EXCERPT PROVIDED:
— Begin —

Elizabeth was a center of civic and political spectacle as well, with Broad Street the venue of parades marking Memorial Day, St. Patrick’s Day, Columbus Day, and other holidays. The campaigning President Harry S. Truman came to Elizabeth in 1948—and, four years later, so did Dwight Eisenhower, running for his first term.

Broad Street has changed—just as the people of the city have changed and just as shopping habits have changed. Although the upscale department stores and shops survived the first onslaught of competition from malls, the city’s more expensive stores closed, giving way to bargain shops. Parking has been a problem as was the loss of local ownership. But few, if any, Broad Street venues are shuttered. Citizens are understandably concerned about how to sustain and upgrade Broad Street commerce. People now fix their eyes on the empty spaces between Broad Street and the Elizabeth River, not to mention the 40 acres recently razed, where the Burry Biscuit once stood near the North Elizabeth train station. How this land is developed, especially as it is geared to middle class commuters using the two train stations, will determine the fate of not only Broad Street commerce but the city of Elizabeth itself. Our political representatives must work with Elizabeth citizens, not just lawyers, architects and developers, to shape these properties for the lasting good of all Elizabethans, to add an upscale chapter to the history of a vital city.

1664

1664

Elizabethtown becomes a formal settlement, the first permanent English community in New Jersey. They had benefited from the transfer of power from Dutch to English with the British capture of New Amsterdam.

    On October 28, a group of Englishmen—the Elizabethtown Associates—from eastern Long Island bought land from the Lenape sachem, Mattano.

    1680

    Elizabethans, John Ogden, father (1609-1682) and son (1638-1702), constructed the oldest portion of their home about 1680. Both had been born in Bradley Plain, Hampshire England, came to the colonies about 1641, first to Connecticut, then to Long Island, before becoming founding settlers of Elizabeth in 1664. Their house would be developed by several subsequent owners and eventually be known as the Belcher-Ogden mansion, a beautifully proportioned example of Georgian architecture and the brick style known as Flemish bond.

      One subsequent resident was Jonathan Belcher ( born January 8, 1682- Cambridge Mass.). Belcher graduated Harvard in 1728 and also received additional education in London. He was Governor of Mass. and New Hampshire (fired because he was very unpopular). He was appointed by King George II (whom he had met while in Europe) to be Governor of New Jersey from 1747 to his death in 1757. Belcher was very popular and respected in New Jersey. While Royal Governor he resided in the mansion and became a benefactor of the college which would become Princeton University. Belcher granted the school a charter in 1748 while it operated in Elizabeth and donated 474 books, the beginning of its library.

        1682

        The Bonnell House, 1045 East Jersey Avenue, is the oldest house in Elizabeth NJ and one of the oldest domiciles in the state. It represents the 17th century carpentry skills of its owner/builder, Nathaniel Bonnell, originally a native of New Haven, Connecticut, came to Elizabeth about the time of its founding (1664) and served as a member of the incorporating organization, the Elizabeth Associates.

— End —

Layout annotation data
— Begin —

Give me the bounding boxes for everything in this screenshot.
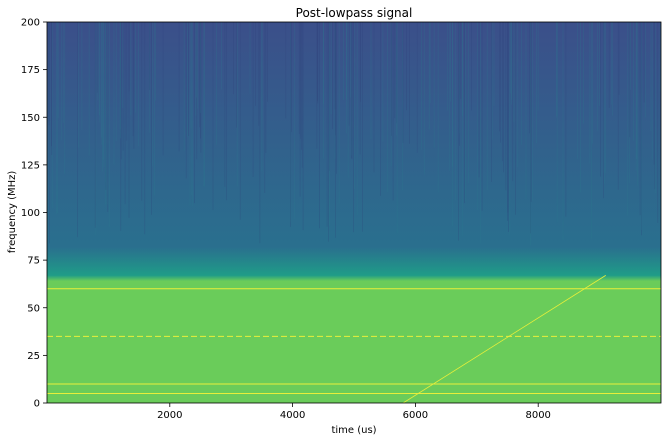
y-axis-ticks: 0 25 50 75 100 125 150 175 200 (21, 18, 47, 410)
y-tick-label: 75 (27, 256, 40, 267)
x-tick-label: 8000 (525, 410, 550, 421)
y-tick-label: 125 (21, 160, 40, 171)
plot-area (47, 22, 661, 403)
spectrogram-texture (47, 22, 661, 246)
x-axis-label: time (us) (331, 425, 376, 436)
spectrogram-background (47, 22, 661, 403)
y-tick-label: 100 (21, 208, 40, 219)
y-tick-label: 150 (21, 113, 40, 124)
y-tick-label: 25 (27, 351, 40, 362)
x-tick-label: 2000 (157, 410, 182, 421)
y-tick-label: 50 (27, 303, 40, 314)
y-tick-label: 200 (21, 18, 40, 29)
y-tick-label: 0 (34, 399, 40, 410)
x-tick-label: 6000 (403, 410, 428, 421)
y-tick-label: 175 (21, 65, 40, 76)
x-tick-label: 4000 (280, 410, 305, 421)
y-axis-label: frequency (MHz) (7, 171, 18, 254)
tone-lines (47, 288, 661, 394)
x-axis-ticks: 2000 4000 6000 8000 (157, 403, 551, 421)
chart-title: Post-lowpass signal (296, 6, 413, 20)
chirp-line (402, 275, 606, 403)
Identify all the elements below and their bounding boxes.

— End —

REQUIRED TASKS:
a) Name every holiday that the text on Elizabeth's history says was marked by parades on Broad Street.
b) Answer these questions using the text on Elizabeth's history:
(i) Which campaigning president came to Elizabeth in 1948?
(ii) From whom did the Elizabethtown Associates buy land on October 28?
(iii) How many books did Jonathan Belcher donate to the school he chartered?
c) Continue the text on Elizabeth's history from the point where it ends.

THE RESPONSES:
a) Memorial Day, St. Patrick's Day, and Columbus Day.

b)
(i) Harry S. Truman
(ii) Mattano, the Lenape sachem
(iii) 474

c)
          On January 3, 1665 Bonnell married Susanna Whitehead, the daughter of British-born Rev. Isaac Whitehead, who was a founder both of New Haven (where his daughter Susanna was born) and Elizabeth NJ. He too arrived about 1664 and served as an Elizabeth Associate.

          Bonnell and his wife had seven children between 1670 and 1685, presumably some of them raised in the existing farmhouse. The house, built sometime before 1682 (some think as earlier as 1670 with the birth of his first child) sat on the owner’s six-acre plot and he farmed an additional 16 acres west of Elizabeth. Bonnell served as a member of the General Assembly on New Jersey in 1692 and the last official reference to him is as a signer of the 1696 petition for relief against the oppression of the Lords Proprietor. Not long after Susanna moved to Springfield, presumably after the death of her husband. She died in 1733 and was buried at Connecticut Farms (now Union, NJ), the site of a later Revolutionary skirmish between the British and American patriots. Bonnell left his western farmland to his son and namesake, Nathaniel (b. 1670)

          “On September 12, 2003 the Historical Society; Elizabeth NJ Inc. took possession of the Bonnell House.”

            1700s

            1705

            Episcopalians formed St. John’s church on land owned by Elizabeth, the wife of the NJ proprietor, Sir George Carteret, who agreed to have the city named after his wife. Her third husband, Richard Townley, donated the land for the church. The church was rebuilt in 1860 in its distinctive Gothic style.

            1706

            Rev. Jonathan Dickinson, a graduate of Yale College (1706), becomes pastor of old Congregational Church, which he persuaded to join the Philadelphia Presbyterian synod in
            1717. Henceforth his church would be known as First Presbyterian Church of Elizabethtown.

            He distinguished himself as author and preachers against Deism and Episcopalianism and in 1739 hosted the famous evangelist George Whitfield in his city.

            1725-1749

            1746

            At Dickinson’s request, the Governor of NJ granted Elizabeth NJ a charter for a classical school which would eventually become Princeton University, which Dickinson served briefly as first president. His successor at the school was his friend and frequent house guest, Rev. Jonathan Edwards of Massachusetts.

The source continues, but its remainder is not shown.